Direction
Word for word, quote all of the material, omitting the pictures.

*** Material for this exercise ***

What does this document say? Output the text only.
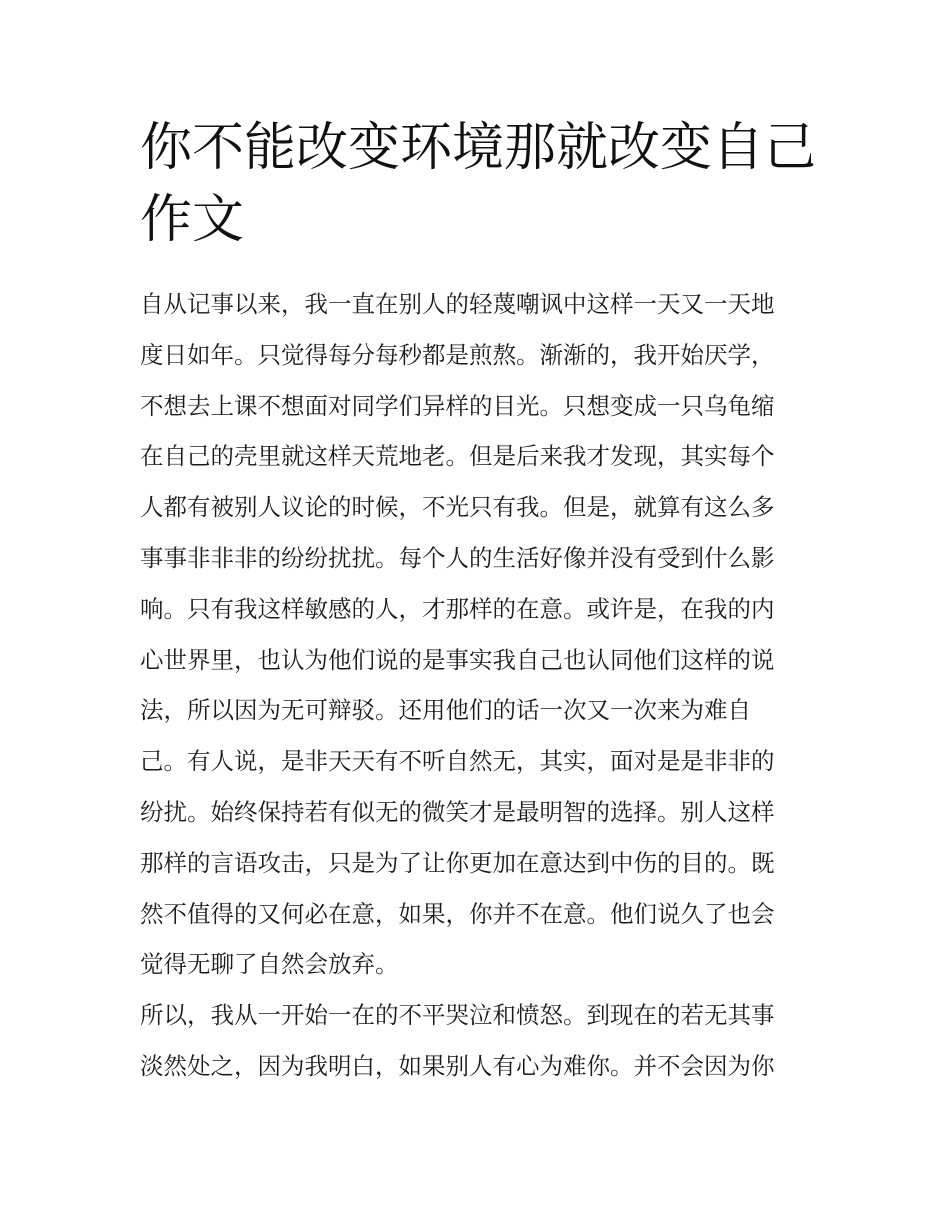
你不能改变环境那就改变自己
作文
自从记事以来，我一直在别人的轻蔑嘲讽中这样一天又一天地
度日如年。只觉得每分每秒都是煎熬。渐渐的，我开始厌学，
不想去上课不想面对同学们异样的目光。只想变成一只乌龟缩
在自己的壳里就这样天荒地老。但是后来我才发现，其实每个
人都有被别人议论的时候，不光只有我。但是，就算有这么多
事事非非非的纷纷扰扰。每个人的生活好像并没有受到什么影
响。只有我这样敏感的人，才那样的在意。或许是，在我的内
心世界里，也认为他们说的是事实我自己也认同他们这样的说
法，所以因为无可辩驳。还用他们的话一次又一次来为难自
己。有人说，是非天天有不听自然无，其实，面对是是非非的
纷扰。始终保持若有似无的微笑才是最明智的选择。别人这样
那样的言语攻击，只是为了让你更加在意达到中伤的目的。既
然不值得的又何必在意，如果，你并不在意。他们说久了也会
觉得无聊了自然会放弃。
所以，我从一开始一在的不平哭泣和愤怒。到现在的若无其事
淡然处之，因为我明白，如果别人有心为难你。并不会因为你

***

Complete response
What does this document say? Output the text only.
你不能改变环境那就改变自己
作文
自从记事以来，我一直在别人的轻蔑嘲讽中这样一天又一天地
度日如年。只觉得每分每秒都是煎熬。渐渐的，我开始厌学，
不想去上课不想面对同学们异样的目光。只想变成一只乌龟缩
在自己的壳里就这样天荒地老。但是后来我才发现，其实每个
人都有被别人议论的时候，不光只有我。但是，就算有这么多
事事非非非的纷纷扰扰。每个人的生活好像并没有受到什么影
响。只有我这样敏感的人，才那样的在意。或许是，在我的内
心世界里，也认为他们说的是事实我自己也认同他们这样的说
法，所以因为无可辩驳。还用他们的话一次又一次来为难自
己。有人说，是非天天有不听自然无，其实，面对是是非非的
纷扰。始终保持若有似无的微笑才是最明智的选择。别人这样
那样的言语攻击，只是为了让你更加在意达到中伤的目的。既
然不值得的又何必在意，如果，你并不在意。他们说久了也会
觉得无聊了自然会放弃。
所以，我从一开始一在的不平哭泣和愤怒。到现在的若无其事
淡然处之，因为我明白，如果别人有心为难你。并不会因为你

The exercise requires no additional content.